Wherever a line holds the word "gemeldet", copy that line out.

[Stored data entries]
━━━━━━━━━━━━━━━━━━━━━━━━━━━━━━
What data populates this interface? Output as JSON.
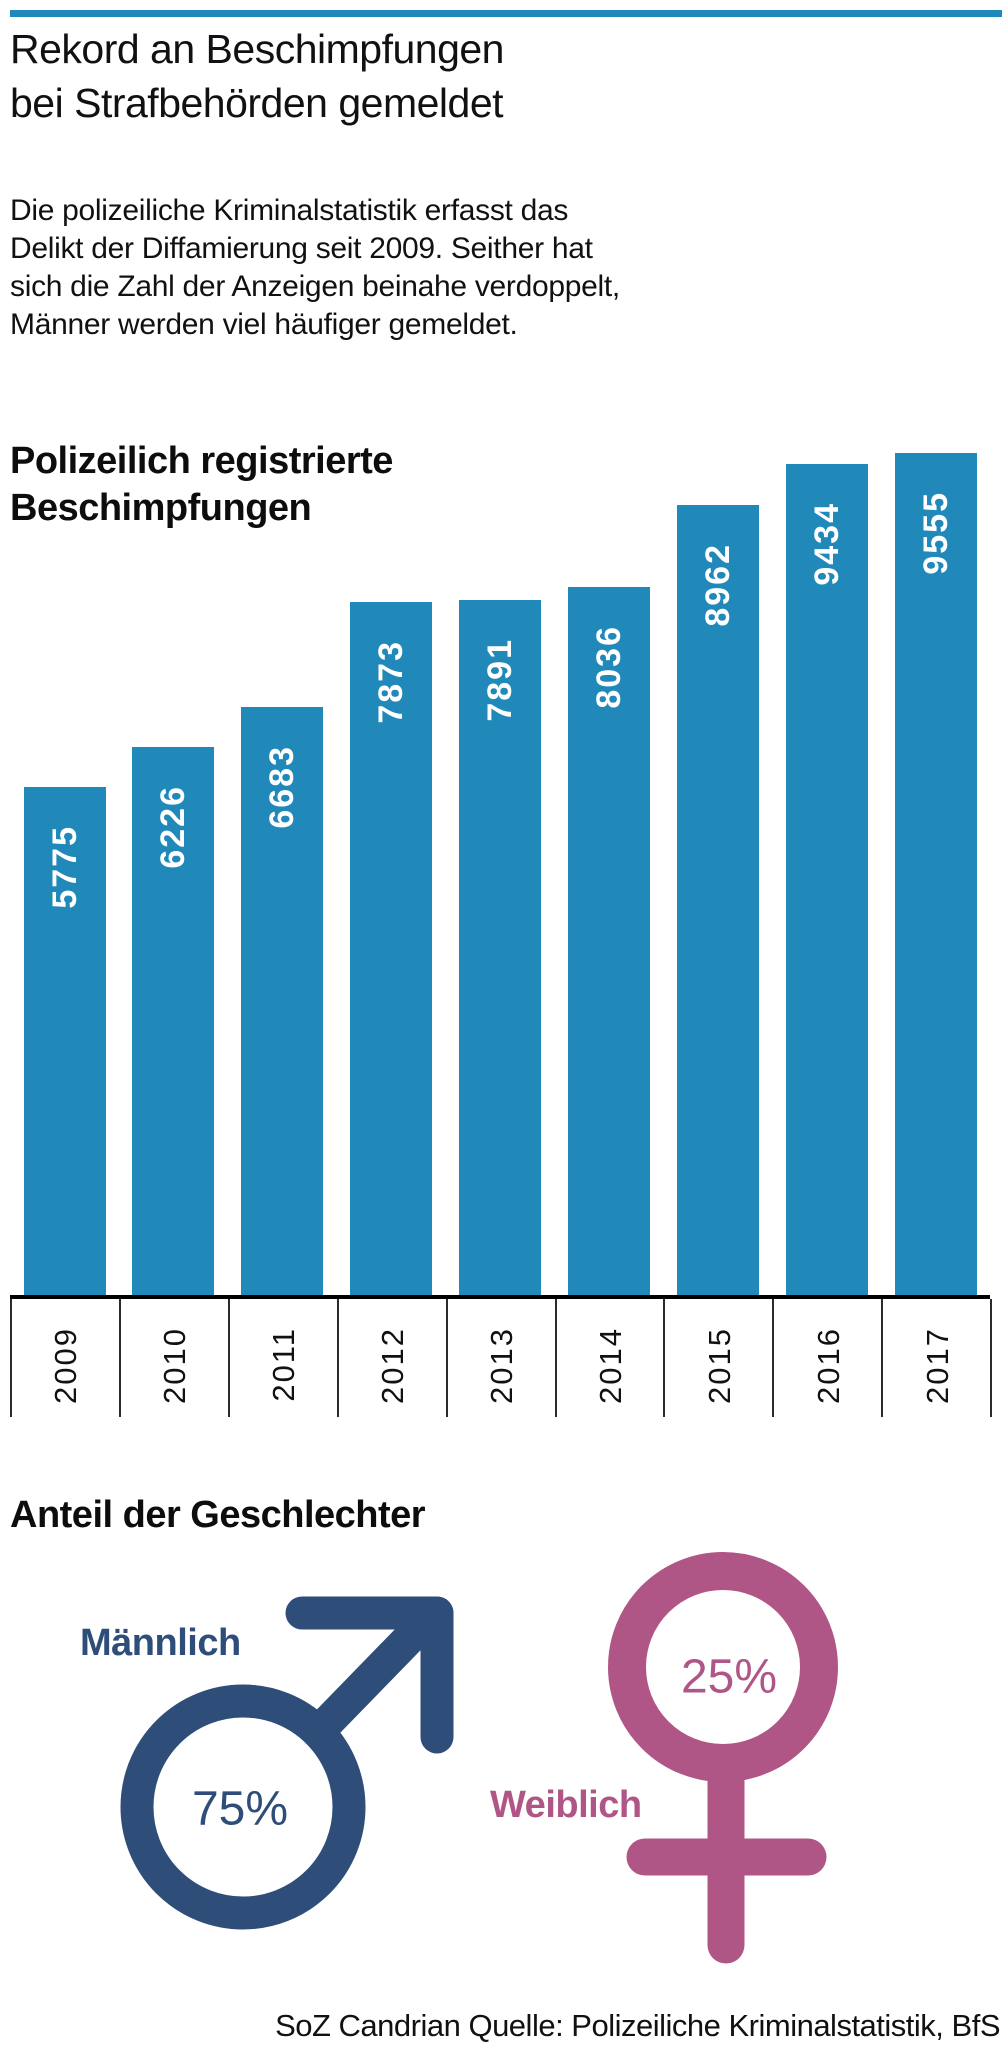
{
  "meta": {
    "accent_color": "#2089ba"
  },
  "header": {
    "title_lines": [
      "Rekord an Beschimpfungen",
      "bei Strafbehörden gemeldet"
    ],
    "intro_lines": [
      "Die polizeiliche Kriminalstatistik erfasst das",
      "Delikt der Diffamierung seit 2009. Seither hat",
      "sich die Zahl der Anzeigen beinahe verdoppelt,",
      "Männer werden viel häufiger gemeldet."
    ]
  },
  "chart_data": {
    "type": "bar",
    "title": "Polizeilich registrierte Beschimpfungen",
    "title_lines": [
      "Polizeilich registrierte",
      "Beschimpfungen"
    ],
    "categories": [
      "2009",
      "2010",
      "2011",
      "2012",
      "2013",
      "2014",
      "2015",
      "2016",
      "2017"
    ],
    "values": [
      5775,
      6226,
      6683,
      7873,
      7891,
      8036,
      8962,
      9434,
      9555
    ],
    "ylim": [
      0,
      9555
    ],
    "bar_color": "#2089ba",
    "value_label_color": "#ffffff",
    "grid": false,
    "legend": "none",
    "value_labels_rotated": true,
    "category_labels_rotated": true
  },
  "genders": {
    "heading": "Anteil der Geschlechter",
    "male": {
      "label": "Männlich",
      "value": "75%",
      "color": "#2e4d78"
    },
    "female": {
      "label": "Weiblich",
      "value": "25%",
      "color": "#b05687"
    }
  },
  "footer": {
    "source": "SoZ Candrian Quelle: Polizeiliche Kriminalstatistik, BfS"
  }
}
━━━━━━━━━━━━━━━━━━━━━━━━━━━━━━
FINISHED EXERCISE
      "bei Strafbehörden gemeldet"
      "Männer werden viel häufiger gemeldet."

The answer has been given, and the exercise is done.